- Given text -

══════════

Q: Does that mean that retailers are learning more from the consumer?
Adelman: The consumer dictates to the retailer. They buy, or they don’t buy.
Frank: Not only do the big retailers buy from textile mills, they’re very interested in developing new products. They work with us to develop products they know they can sell, because they’re on the firing line. It’s a natural change, but whether it’s natural or not, it’s upon us.
Q: So today, you’re not only a mill, or a converter, but also a merchandiser?
Greenblatt: Yes. We’re so capital-intensive that when we come up with new products, it’s mandatory that we put them in front of the retailer, to know whether they’re interested. One of the other things we get from working directly with retailers is consistency of quality. In prior years, they were buying many different garments with many different fabric suppliers, and they were having inconsistent color, inconsistent wash-fastness.
Q: Since you mention quality, how has sourcing changed?
Greenblatt: We certainly don’t cut any corners in terms of suppliers. We won’t go after the cheapest yarn or the cheapest dyestuffs. We know that at the end of the day, we have to pass the toughest quality standards from the toughest retailers.
Adelman: The consistency of quality and the consistency of supply are critical now. An advantage we have is quick turn to give them new merchandise. But you lose the whole advantage if you can’t deliver new merchandise because of off-shades or other quality problems, or whatever. You can’t chintz on supply or you’re going to end up paying because it’s going to cost you a lot more than you saved on materials. If you don’t have a high quality level, you can’t have good delivery.
Frank: If you don’t have consistent quality, you can’t sell to people. That’s what it comes down to.
Adelman: The balancing act is continuing to provide merchandise that is new, while staying within that quality framework.
Carusone: The retailers are committed to identifying those companies. If they find that you’re not capable of it, they will steer away from you because they have to answer to their customers. It’s those relationships the retailers establish that determines whom they go to for the majority of their products.

══════════

- Required work -
1. Transcribe the textile discussion from "Greenblatt: Yes. We’re" up to and including "has sourcing changed?".
2. Pick up the textile discussion after its final sentence and continue it.

- Spatial annotation entries -
══════════

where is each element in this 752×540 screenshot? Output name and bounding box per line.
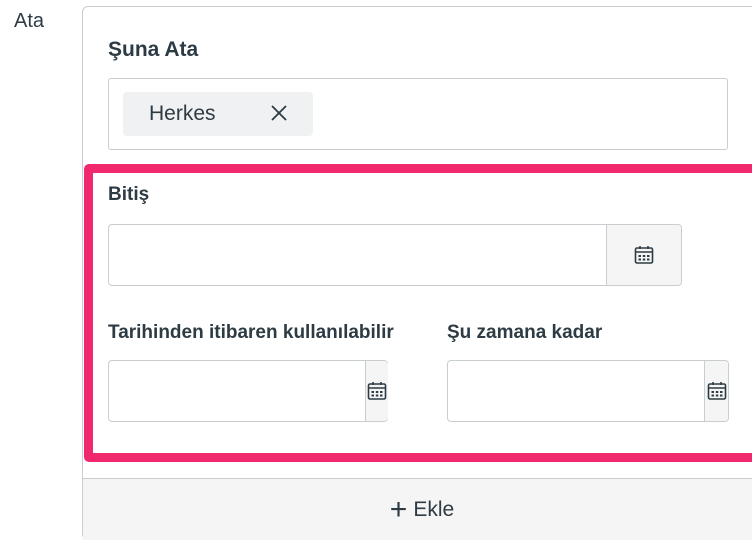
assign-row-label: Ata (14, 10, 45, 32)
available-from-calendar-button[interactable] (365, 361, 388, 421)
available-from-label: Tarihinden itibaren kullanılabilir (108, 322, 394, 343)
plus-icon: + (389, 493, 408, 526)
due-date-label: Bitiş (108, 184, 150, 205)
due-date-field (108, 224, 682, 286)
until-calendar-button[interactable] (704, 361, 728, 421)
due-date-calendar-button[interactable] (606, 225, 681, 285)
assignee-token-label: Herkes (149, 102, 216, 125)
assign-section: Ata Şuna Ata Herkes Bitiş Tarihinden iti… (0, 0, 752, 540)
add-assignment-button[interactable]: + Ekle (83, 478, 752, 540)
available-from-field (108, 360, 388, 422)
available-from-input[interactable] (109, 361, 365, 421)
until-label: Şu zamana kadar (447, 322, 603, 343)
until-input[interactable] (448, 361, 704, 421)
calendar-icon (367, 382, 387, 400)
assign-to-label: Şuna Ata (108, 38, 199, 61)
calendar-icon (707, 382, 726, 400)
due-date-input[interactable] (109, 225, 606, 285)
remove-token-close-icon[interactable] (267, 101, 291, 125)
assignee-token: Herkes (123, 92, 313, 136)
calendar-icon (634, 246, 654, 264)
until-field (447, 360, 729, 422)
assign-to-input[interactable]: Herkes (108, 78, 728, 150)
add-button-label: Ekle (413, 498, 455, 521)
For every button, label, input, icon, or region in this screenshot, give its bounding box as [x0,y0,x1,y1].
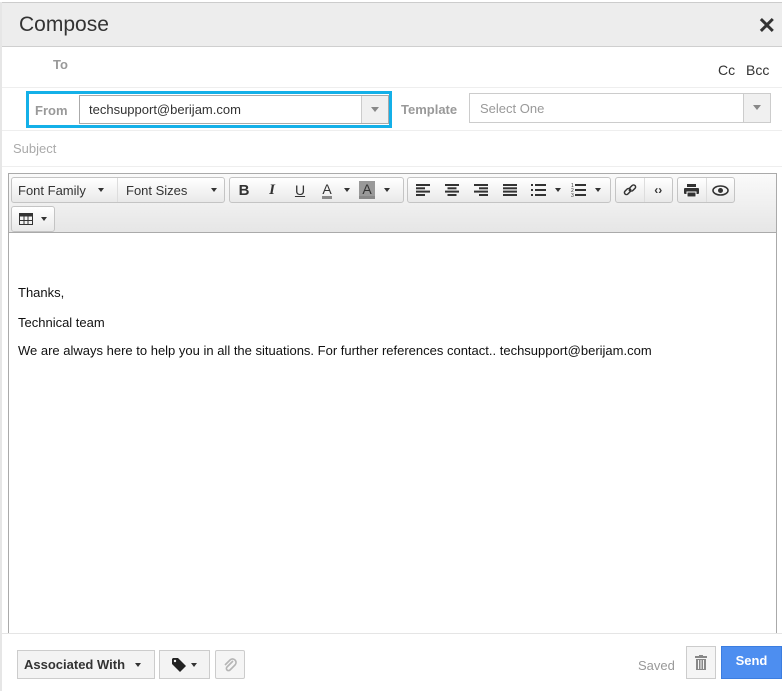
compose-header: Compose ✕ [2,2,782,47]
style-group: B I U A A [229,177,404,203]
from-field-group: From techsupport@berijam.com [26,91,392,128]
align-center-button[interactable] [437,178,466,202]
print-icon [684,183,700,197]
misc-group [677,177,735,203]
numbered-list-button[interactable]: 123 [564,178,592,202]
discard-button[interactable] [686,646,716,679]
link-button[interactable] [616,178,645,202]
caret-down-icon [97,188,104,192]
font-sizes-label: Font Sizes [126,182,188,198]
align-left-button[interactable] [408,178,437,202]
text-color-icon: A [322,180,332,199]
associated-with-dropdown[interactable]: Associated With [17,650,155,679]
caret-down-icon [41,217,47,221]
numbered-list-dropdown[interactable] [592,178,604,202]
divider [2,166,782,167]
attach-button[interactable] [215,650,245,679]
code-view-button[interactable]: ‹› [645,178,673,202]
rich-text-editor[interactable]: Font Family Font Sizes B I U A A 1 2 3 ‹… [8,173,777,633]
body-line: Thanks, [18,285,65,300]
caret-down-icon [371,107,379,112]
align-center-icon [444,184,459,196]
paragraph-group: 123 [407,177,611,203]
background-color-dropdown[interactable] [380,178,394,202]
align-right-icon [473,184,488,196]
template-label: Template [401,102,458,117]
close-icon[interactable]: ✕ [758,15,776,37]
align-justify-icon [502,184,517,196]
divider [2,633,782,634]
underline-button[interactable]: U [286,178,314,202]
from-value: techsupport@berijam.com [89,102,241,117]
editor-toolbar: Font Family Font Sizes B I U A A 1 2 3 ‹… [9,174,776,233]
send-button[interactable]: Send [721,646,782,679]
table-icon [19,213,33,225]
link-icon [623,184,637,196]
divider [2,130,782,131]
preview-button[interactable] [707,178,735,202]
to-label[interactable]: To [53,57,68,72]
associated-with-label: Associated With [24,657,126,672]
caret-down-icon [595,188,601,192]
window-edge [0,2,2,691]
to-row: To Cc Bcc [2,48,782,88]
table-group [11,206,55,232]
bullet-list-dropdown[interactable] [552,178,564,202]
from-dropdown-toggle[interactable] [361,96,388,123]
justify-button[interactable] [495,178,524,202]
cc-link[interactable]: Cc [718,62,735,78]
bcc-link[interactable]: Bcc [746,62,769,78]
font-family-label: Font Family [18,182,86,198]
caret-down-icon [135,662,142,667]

══════════

- Exercise answers -
1.
Greenblatt: Yes. We’re so capital-intensive that when we come up with new products, it’s mandatory that we put them in front of the retailer, to know whether they’re interested. One of the other things we get from working directly with retailers is consistency of quality. In prior years, they were buying many different garments with many different fabric suppliers, and they were having inconsistent color, inconsistent wash-fastness.
Q: Since you mention quality, how has sourcing changed?

2.
Q: That makes sense, but what about the price of raw materials?
Garson: The retailers have discovered that there are certain price points they can do business at, so you must fit into those price points. In the fashion end, there are areas where it’s not as important, but it is with the lion’s share of what sits on the retail floor, particularly as you get deeper into the discounters, who are selling a majority of the volume at retail. You are constrained by those price points. So, while the prices of raw materials have been going up, there has been almost no acknowledgment by, and no ability for, the major retailers to pass that along.
Frank: Of course, when we talk about retailers we are also including the catalog people. That has been a big growth area for the past 10 years, and has gotten more important for the consumer. The catalogs have made a big impact on all of our business.
Garson: They’re also the most rigid as far as taking price increases, because the price is set with a photograph in that book. During the life of the book, it is virtually impossible to change any of the prices.
Adelman: The reality is that retail prices for women’s wear are down the past two years. With retailers’ margins squeezed, they’re looking to us to give them ways to take them to higher margins. They’re not allowing us to raise price, so the only way they can do that is to get a product in there that they can target a higher price point. Their success is dependent on us giving them the merchandise to make it happen, individual fabrics going to individual retailers.
Q: Prudential Securities recently conducted a study that showed women’s soft goods spending declines by 20 percent after age 55. How does that augur for your prospects in the face of an aging baby-boomer population?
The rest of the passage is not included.